**Given instruction:**
From the entries that follow, extract each line holding the string "использование".
------
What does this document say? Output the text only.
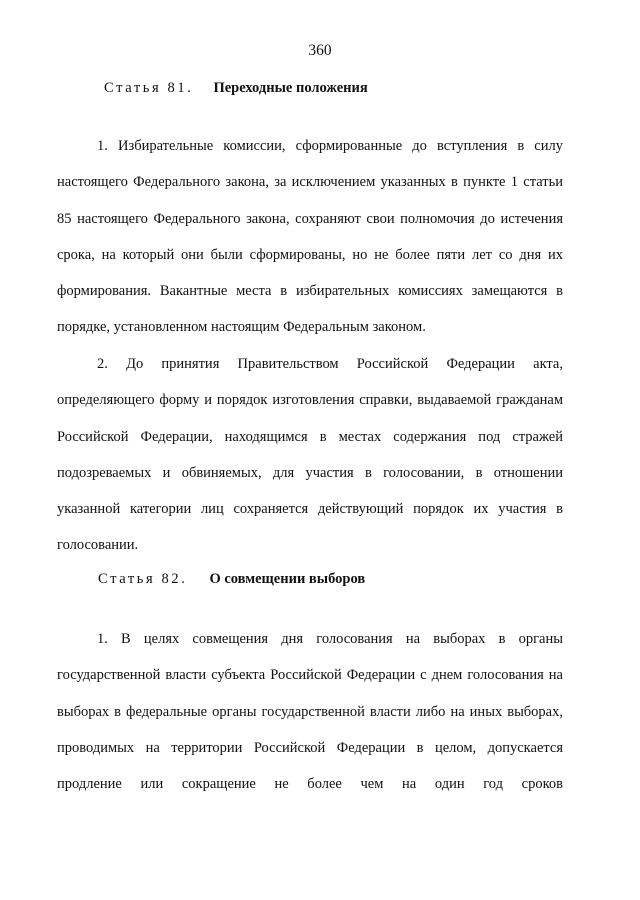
360
Статья 81. Переходные положения

1. Избирательные комиссии, сформированные до вступления в силу настоящего Федерального закона, за исключением указанных в пункте 1 статьи 85 настоящего Федерального закона, сохраняют свои полномочия до истечения срока, на который они были сформированы, но не более пяти лет со дня их формирования. Вакантные места в избирательных комиссиях замещаются в порядке, установленном настоящим Федеральным законом.

2. До принятия Правительством Российской Федерации акта, определяющего форму и порядок изготовления справки, выдаваемой гражданам Российской Федерации, находящимся в местах содержания под стражей подозреваемых и обвиняемых, для участия в голосовании, в отношении указанной категории лиц сохраняется действующий порядок их участия в голосовании.

Статья 82. О совмещении выборов

1. В целях совмещения дня голосования на выборах в органы государственной власти субъекта Российской Федерации с днем голосования на выборах в федеральные органы государственной власти либо на иных выборах, проводимых на территории Российской Федерации в целом, допускается продление или сокращение не более чем на один год сроков
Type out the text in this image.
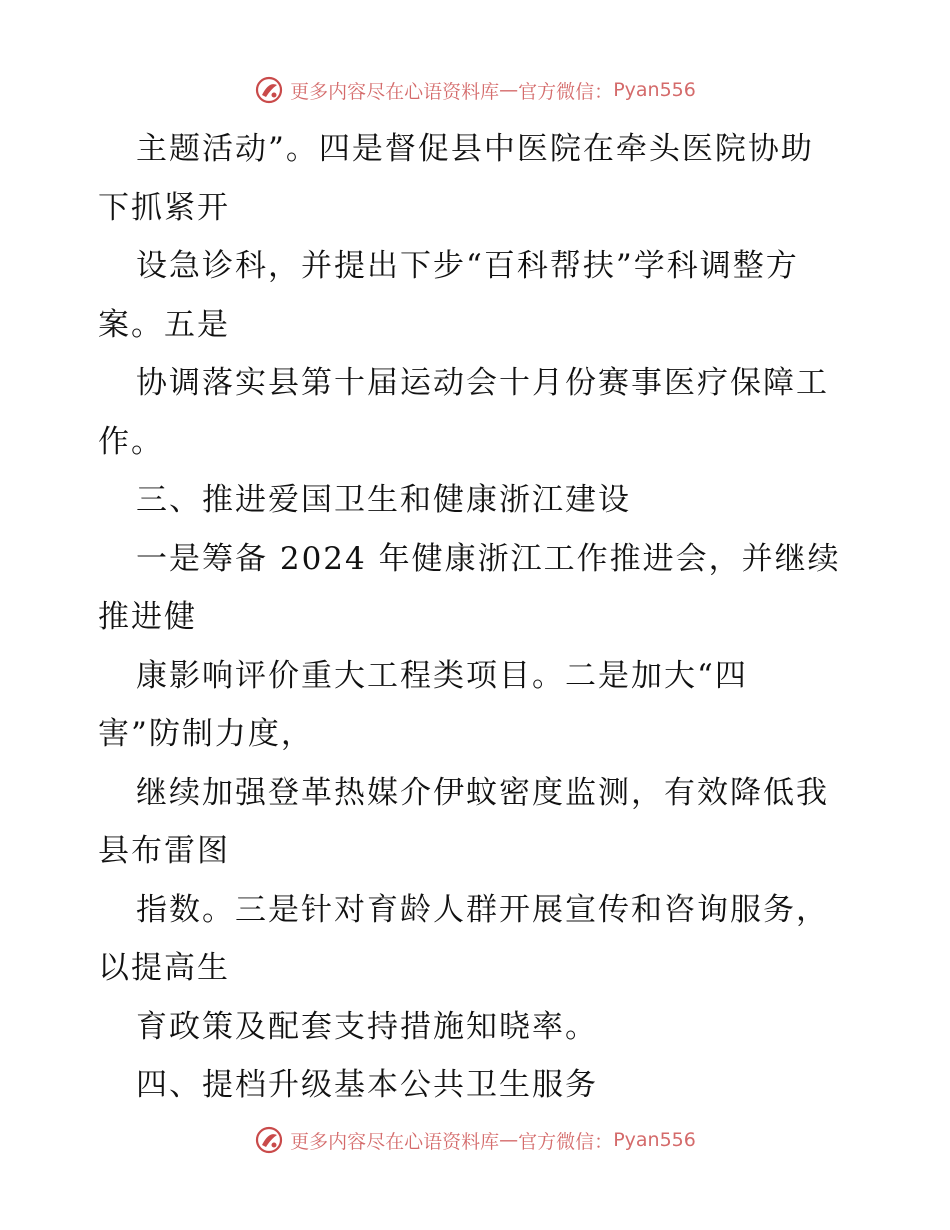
更多内容尽在心语资料库 — 官方微信： Pyan556

主题活动”。四是督促县中医院在牵头医院协助
下抓紧开

设急诊科，并提出下步“百科帮扶”学科调整方
案。五是

协调落实县第十届运动会十月份赛事医疗保障工
作。

三、推进爱国卫生和健康浙江建设

一是筹备 2024 年健康浙江工作推进会，并继续
推进健

康影响评价重大工程类项目。二是加大“四
害”防制力度，

继续加强登革热媒介伊蚊密度监测，有效降低我
县布雷图

指数。三是针对育龄人群开展宣传和咨询服务，
以提高生

育政策及配套支持措施知晓率。

四、提档升级基本公共卫生服务

更多内容尽在心语资料库 — 官方微信： Pyan556
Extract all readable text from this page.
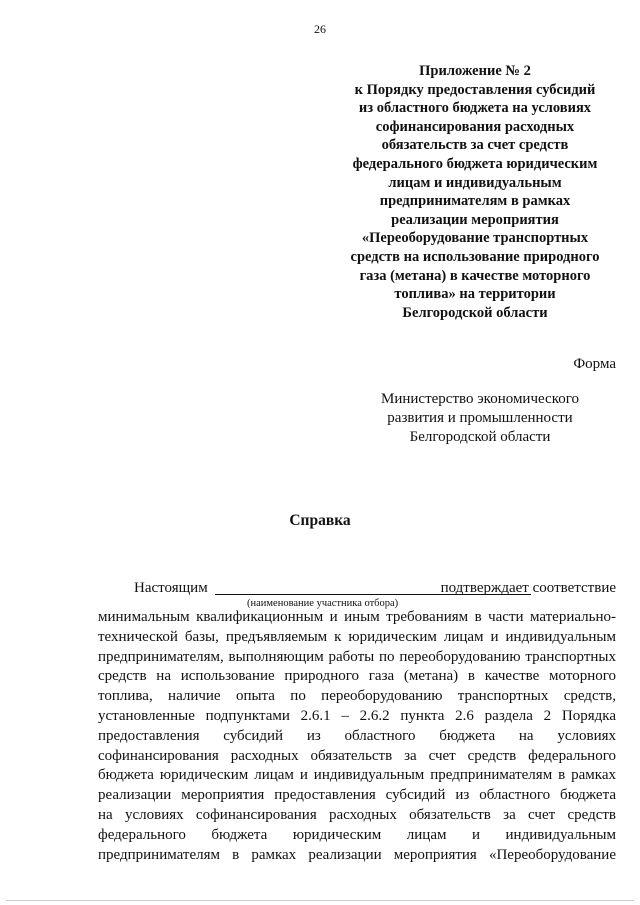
26
Приложение № 2
к Порядку предоставления субсидий
из областного бюджета на условиях
софинансирования расходных
обязательств за счет средств
федерального бюджета юридическим
лицам и индивидуальным
предпринимателям в рамках
реализации мероприятия
«Переоборудование транспортных
средств на использование природного
газа (метана) в качестве моторного
топлива» на территории
Белгородской области
Форма
Министерство экономического
развития и промышленности
Белгородской области
Справка
Настоящим	подтверждает соответствие
(наименование участника отбора)
минимальным квалификационным и иным требованиям в части материально-
технической базы, предъявляемым к юридическим лицам и индивидуальным
предпринимателям, выполняющим работы по переоборудованию транспортных
средств на использование природного газа (метана) в качестве моторного
топлива, наличие опыта по переоборудованию транспортных средств,
установленные подпунктами 2.6.1 – 2.6.2 пункта 2.6 раздела 2 Порядка
предоставления субсидий из областного бюджета на условиях
софинансирования расходных обязательств за счет средств федерального
бюджета юридическим лицам и индивидуальным предпринимателям в рамках
реализации мероприятия предоставления субсидий из областного бюджета
на условиях софинансирования расходных обязательств за счет средств
федерального бюджета юридическим лицам и индивидуальным
предпринимателям в рамках реализации мероприятия «Переоборудование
------
**Task result:**
средств на использование природного
средств на использование природного газа (метана) в качестве моторного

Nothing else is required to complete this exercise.